§ **EXERCISE PROMPT**: Copy all lines of the listing that include the string "modlitbě".

§ **RECORD SET**:

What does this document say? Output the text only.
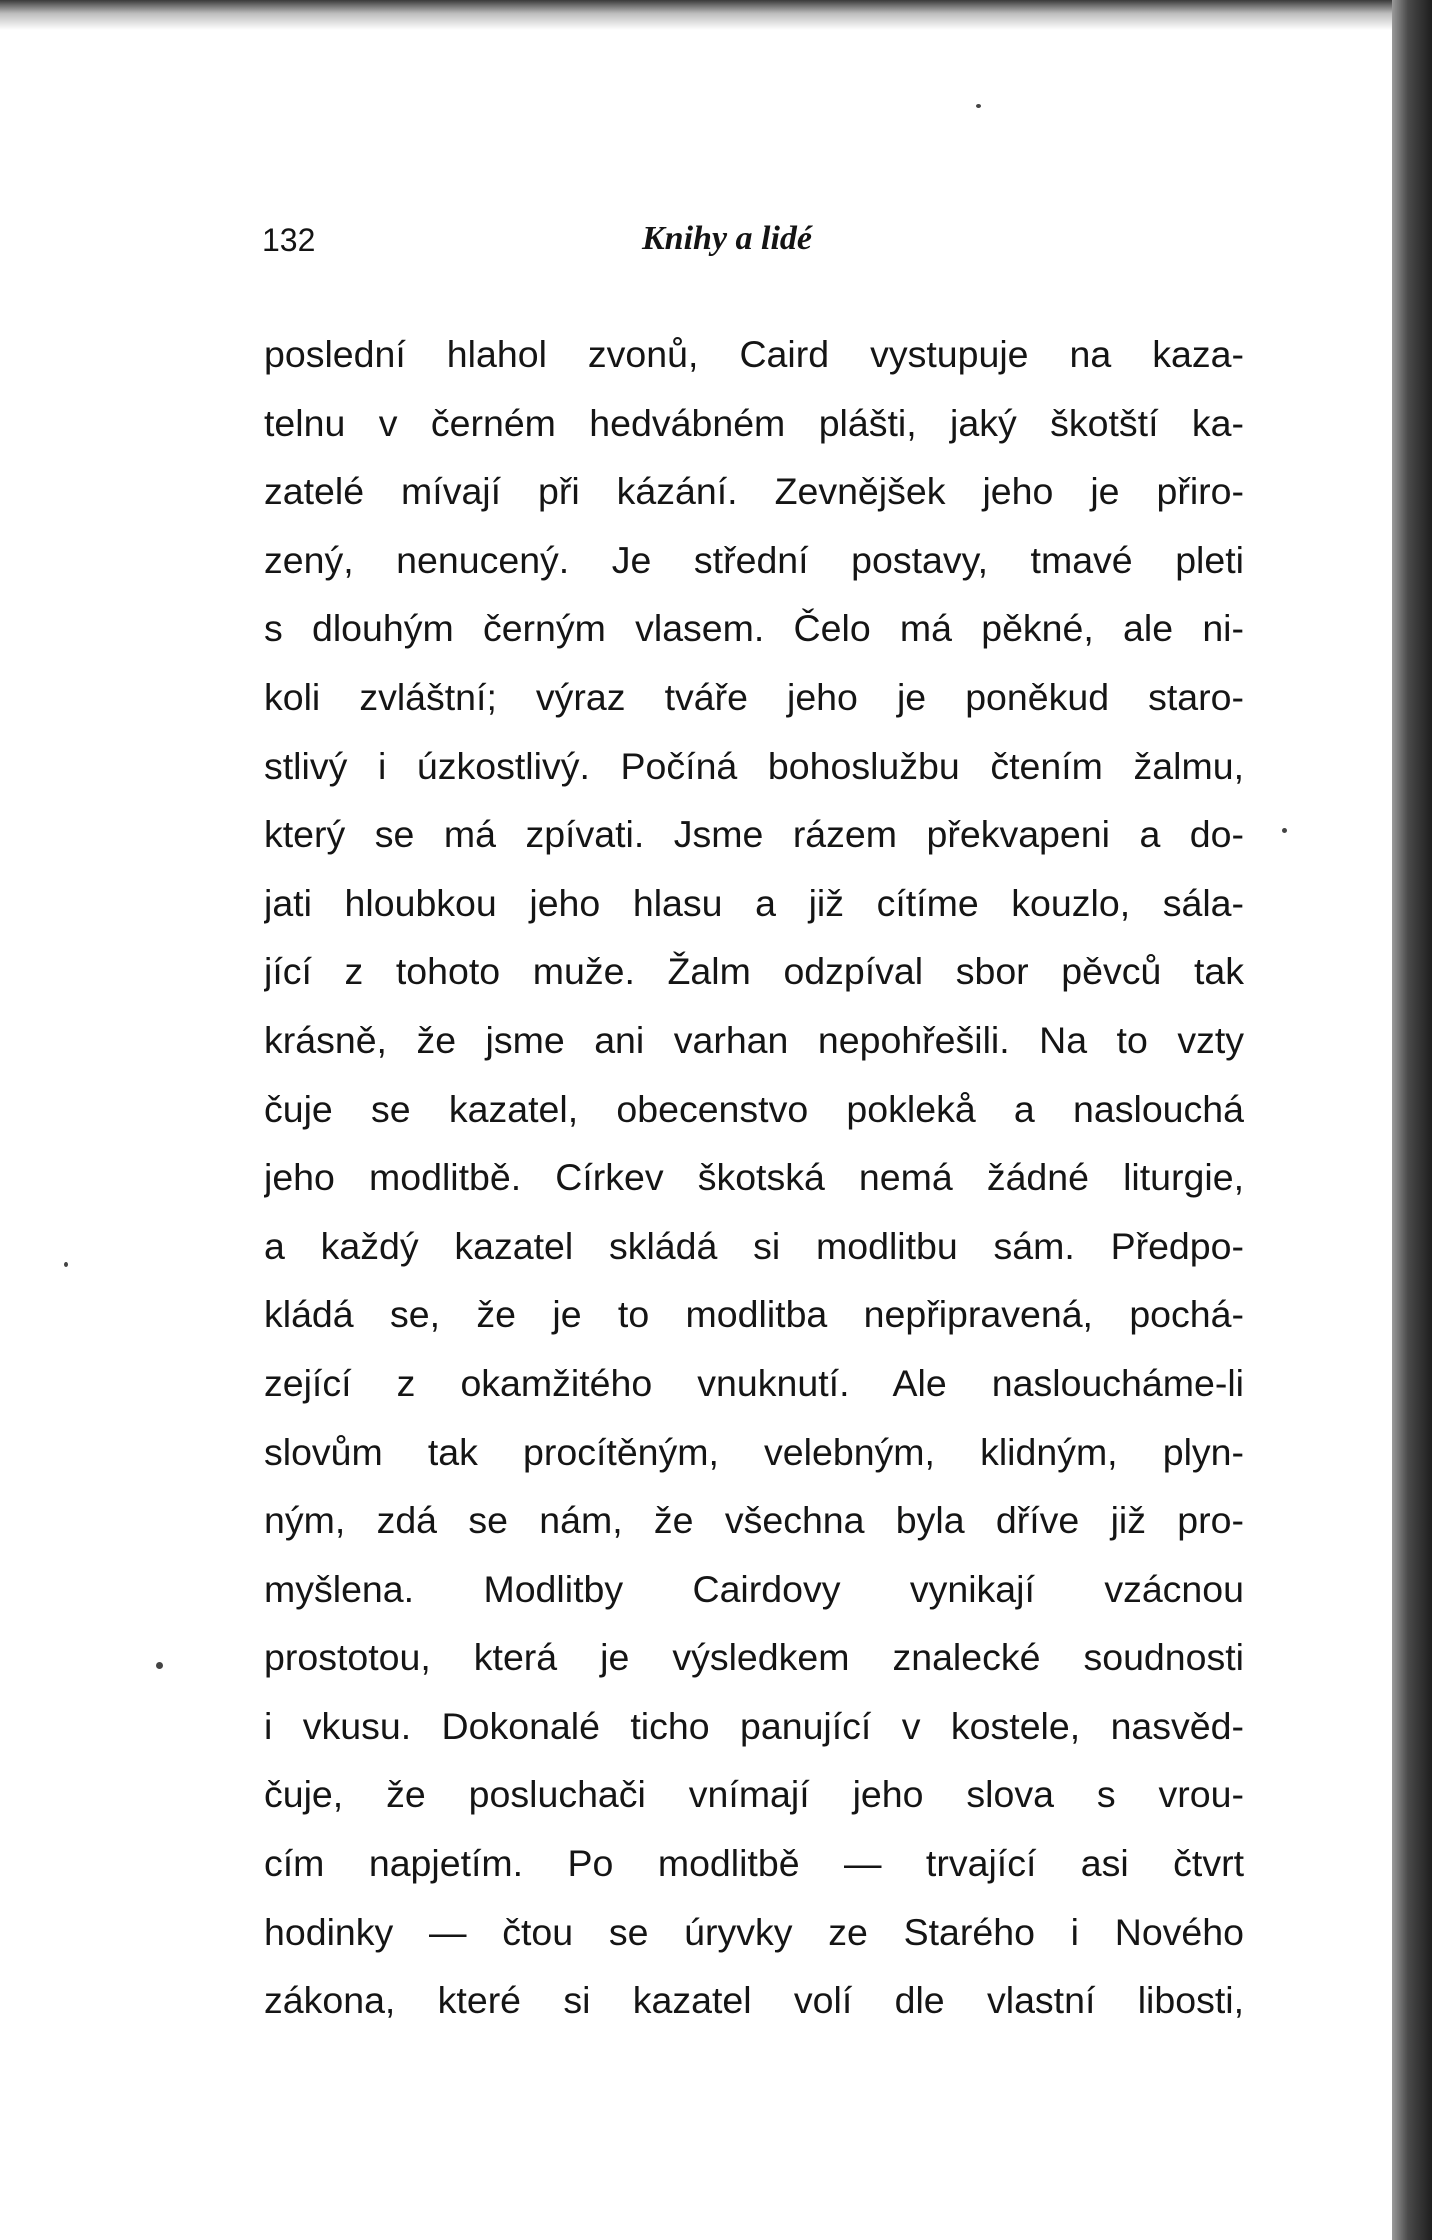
132	Knihy a lidé
poslední hlahol zvonů, Caird vystupuje na kaza-
telnu v černém hedvábném plášti, jaký škotští ka-
zatelé mívají při kázání. Zevnějšek jeho je přiro-
zený, nenucený. Je střední postavy, tmavé pleti
s dlouhým černým vlasem. Čelo má pěkné, ale ni-
koli zvláštní; výraz tváře jeho je poněkud staro-
stlivý i úzkostlivý. Počíná bohoslužbu čtením žalmu,
který se má zpívati. Jsme rázem překvapeni a do-
jati hloubkou jeho hlasu a již cítíme kouzlo, sála-
jící z tohoto muže. Žalm odzpíval sbor pěvců tak
krásně, že jsme ani varhan nepohřešili. Na to vzty
čuje se kazatel, obecenstvo poklekå a naslouchá
jeho modlitbě. Církev škotská nemá žádné liturgie,
a každý kazatel skládá si modlitbu sám. Předpo-
kládá se, že je to modlitba nepřipravená, pochá-
zející z okamžitého vnuknutí. Ale nasloucháme-li
slovům tak procítěným, velebným, klidným, plyn-
ným, zdá se nám, že všechna byla dříve již pro-
myšlena. Modlitby Cairdovy vynikají vzácnou
prostotou, která je výsledkem znalecké soudnosti
i vkusu. Dokonalé ticho panující v kostele, nasvěd-
čuje, že posluchači vnímají jeho slova s vrou-
cím napjetím. Po modlitbě — trvající asi čtvrt
hodinky — čtou se úryvky ze Starého i Nového
zákona, které si kazatel volí dle vlastní libosti,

§ **EXPECTED ANSWER**:
jeho modlitbě. Církev škotská nemá žádné liturgie,
cím napjetím. Po modlitbě — trvající asi čtvrt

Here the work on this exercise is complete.